Records from a collection:
■ ■ ■ ■

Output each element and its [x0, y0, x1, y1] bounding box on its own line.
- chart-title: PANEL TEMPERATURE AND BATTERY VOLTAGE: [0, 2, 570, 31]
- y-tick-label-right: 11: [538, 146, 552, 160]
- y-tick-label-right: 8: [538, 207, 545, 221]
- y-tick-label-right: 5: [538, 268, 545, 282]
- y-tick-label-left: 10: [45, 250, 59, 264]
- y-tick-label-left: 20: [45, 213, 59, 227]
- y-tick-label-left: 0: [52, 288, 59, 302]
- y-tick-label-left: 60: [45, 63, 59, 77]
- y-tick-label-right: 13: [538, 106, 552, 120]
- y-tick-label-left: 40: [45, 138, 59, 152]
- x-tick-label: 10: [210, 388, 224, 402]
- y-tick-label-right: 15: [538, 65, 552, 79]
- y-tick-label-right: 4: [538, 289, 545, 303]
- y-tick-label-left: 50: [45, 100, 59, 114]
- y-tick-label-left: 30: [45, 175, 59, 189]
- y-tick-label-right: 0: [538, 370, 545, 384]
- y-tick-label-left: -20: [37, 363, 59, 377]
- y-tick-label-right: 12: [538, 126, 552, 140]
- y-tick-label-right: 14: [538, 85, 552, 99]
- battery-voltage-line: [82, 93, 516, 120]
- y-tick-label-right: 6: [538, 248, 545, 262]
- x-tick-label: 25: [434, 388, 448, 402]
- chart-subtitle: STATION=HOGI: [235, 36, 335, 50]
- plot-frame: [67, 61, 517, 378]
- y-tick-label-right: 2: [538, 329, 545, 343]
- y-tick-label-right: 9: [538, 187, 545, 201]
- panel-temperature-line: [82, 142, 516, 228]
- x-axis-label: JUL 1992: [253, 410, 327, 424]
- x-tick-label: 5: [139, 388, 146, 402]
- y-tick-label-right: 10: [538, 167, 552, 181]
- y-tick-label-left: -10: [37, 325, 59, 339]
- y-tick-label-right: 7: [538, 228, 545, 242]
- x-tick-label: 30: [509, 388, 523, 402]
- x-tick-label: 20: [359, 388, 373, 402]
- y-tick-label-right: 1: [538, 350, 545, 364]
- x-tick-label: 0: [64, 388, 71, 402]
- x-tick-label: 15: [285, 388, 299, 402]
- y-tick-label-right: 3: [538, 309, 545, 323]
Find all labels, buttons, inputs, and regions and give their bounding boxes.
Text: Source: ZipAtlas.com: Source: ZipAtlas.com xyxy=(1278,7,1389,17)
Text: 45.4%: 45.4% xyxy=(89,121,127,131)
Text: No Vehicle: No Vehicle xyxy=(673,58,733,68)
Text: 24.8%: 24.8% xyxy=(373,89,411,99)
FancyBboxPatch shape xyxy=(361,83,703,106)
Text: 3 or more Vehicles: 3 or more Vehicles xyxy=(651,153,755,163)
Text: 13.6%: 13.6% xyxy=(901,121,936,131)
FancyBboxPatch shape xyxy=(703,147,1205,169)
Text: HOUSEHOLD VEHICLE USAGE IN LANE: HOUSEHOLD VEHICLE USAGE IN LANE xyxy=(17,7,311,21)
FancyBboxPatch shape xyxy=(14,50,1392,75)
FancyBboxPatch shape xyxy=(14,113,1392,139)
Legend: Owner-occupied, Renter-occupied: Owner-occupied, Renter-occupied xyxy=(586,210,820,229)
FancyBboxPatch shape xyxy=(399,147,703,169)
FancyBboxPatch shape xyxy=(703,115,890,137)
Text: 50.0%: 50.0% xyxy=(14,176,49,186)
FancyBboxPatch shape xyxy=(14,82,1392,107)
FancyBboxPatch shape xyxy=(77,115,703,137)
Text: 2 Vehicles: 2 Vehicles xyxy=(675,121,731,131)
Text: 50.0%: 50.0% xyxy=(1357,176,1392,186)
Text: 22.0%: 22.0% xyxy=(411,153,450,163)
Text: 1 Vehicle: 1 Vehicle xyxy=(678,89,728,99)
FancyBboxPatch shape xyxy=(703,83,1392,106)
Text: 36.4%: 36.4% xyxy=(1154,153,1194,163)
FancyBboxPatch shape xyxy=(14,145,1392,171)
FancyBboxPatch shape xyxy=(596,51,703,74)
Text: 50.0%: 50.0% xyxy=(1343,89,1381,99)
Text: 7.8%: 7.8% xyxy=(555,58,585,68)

■ ■ ■ ■

Convert every line of the data above into a numbered list, leaving out any blank lines.

> [RESPONSE FOR THIS EXERCISE]:
1. Output each element and its [x0, y0, x1, y1] bounding box on its own line.
2. - chart-title: PANEL TEMPERATURE AND BATTERY VOLTAGE: [0, 2, 570, 31]
3. - y-tick-label-right: 11: [538, 146, 552, 160]
4. - y-tick-label-right: 8: [538, 207, 545, 221]
5. - y-tick-label-right: 5: [538, 268, 545, 282]
6. - y-tick-label-left: 10: [45, 250, 59, 264]
7. - y-tick-label-left: 20: [45, 213, 59, 227]
8. - y-tick-label-left: 0: [52, 288, 59, 302]
9. - y-tick-label-left: 60: [45, 63, 59, 77]
10. - y-tick-label-right: 13: [538, 106, 552, 120]
11. - y-tick-label-left: 40: [45, 138, 59, 152]
12. - x-tick-label: 10: [210, 388, 224, 402]
13. - y-tick-label-right: 15: [538, 65, 552, 79]
14. - y-tick-label-right: 4: [538, 289, 545, 303]
15. - y-tick-label-left: 50: [45, 100, 59, 114]
16. - y-tick-label-left: 30: [45, 175, 59, 189]
17. - y-tick-label-right: 0: [538, 370, 545, 384]
18. - y-tick-label-left: -20: [37, 363, 59, 377]
19. - y-tick-label-right: 12: [538, 126, 552, 140]
20. - y-tick-label-right: 14: [538, 85, 552, 99]
21. - battery-voltage-line: [82, 93, 516, 120]
22. - y-tick-label-right: 6: [538, 248, 545, 262]
23. - x-tick-label: 25: [434, 388, 448, 402]
24. - chart-subtitle: STATION=HOGI: [235, 36, 335, 50]
25. - plot-frame: [67, 61, 517, 378]
26. - y-tick-label-right: 2: [538, 329, 545, 343]
27. - y-tick-label-right: 9: [538, 187, 545, 201]
28. - panel-temperature-line: [82, 142, 516, 228]
29. - x-axis-label: JUL 1992: [253, 410, 327, 424]
30. - x-tick-label: 5: [139, 388, 146, 402]
31. - y-tick-label-right: 10: [538, 167, 552, 181]
32. - y-tick-label-left: -10: [37, 325, 59, 339]
33. - y-tick-label-right: 7: [538, 228, 545, 242]
34. - x-tick-label: 30: [509, 388, 523, 402]
35. - x-tick-label: 20: [359, 388, 373, 402]
36. - y-tick-label-right: 1: [538, 350, 545, 364]
37. - x-tick-label: 0: [64, 388, 71, 402]
38. - x-tick-label: 15: [285, 388, 299, 402]
39. - y-tick-label-right: 3: [538, 309, 545, 323]
40. Find all labels, buttons, inputs, and regions and give their bounding boxes.
41. Text: Source: ZipAtlas.com: Source: ZipAtlas.com xyxy=(1278,7,1389,17)
42. Text: 45.4%: 45.4% xyxy=(89,121,127,131)
43. Text: No Vehicle: No Vehicle xyxy=(673,58,733,68)
44. Text: 24.8%: 24.8% xyxy=(373,89,411,99)
45. FancyBboxPatch shape xyxy=(361,83,703,106)
46. Text: 3 or more Vehicles: 3 or more Vehicles xyxy=(651,153,755,163)
47. Text: 13.6%: 13.6% xyxy=(901,121,936,131)
48. FancyBboxPatch shape xyxy=(703,147,1205,169)
49. Text: HOUSEHOLD VEHICLE USAGE IN LANE: HOUSEHOLD VEHICLE USAGE IN LANE xyxy=(17,7,311,21)
50. FancyBboxPatch shape xyxy=(14,50,1392,75)
51. FancyBboxPatch shape xyxy=(14,113,1392,139)
52. Legend: Owner-occupied, Renter-occupied: Owner-occupied, Renter-occupied xyxy=(586,210,820,229)
53. FancyBboxPatch shape xyxy=(399,147,703,169)
54. FancyBboxPatch shape xyxy=(703,115,890,137)
55. Text: 50.0%: 50.0% xyxy=(14,176,49,186)
56. FancyBboxPatch shape xyxy=(14,82,1392,107)
57. FancyBboxPatch shape xyxy=(77,115,703,137)
58. Text: 2 Vehicles: 2 Vehicles xyxy=(675,121,731,131)
59. Text: 50.0%: 50.0% xyxy=(1357,176,1392,186)
60. Text: 22.0%: 22.0% xyxy=(411,153,450,163)
61. Text: 1 Vehicle: 1 Vehicle xyxy=(678,89,728,99)
62. FancyBboxPatch shape xyxy=(703,83,1392,106)
63. Text: 36.4%: 36.4% xyxy=(1154,153,1194,163)
64. FancyBboxPatch shape xyxy=(14,145,1392,171)
65. FancyBboxPatch shape xyxy=(596,51,703,74)
66. Text: 50.0%: 50.0% xyxy=(1343,89,1381,99)
67. Text: 7.8%: 7.8% xyxy=(555,58,585,68)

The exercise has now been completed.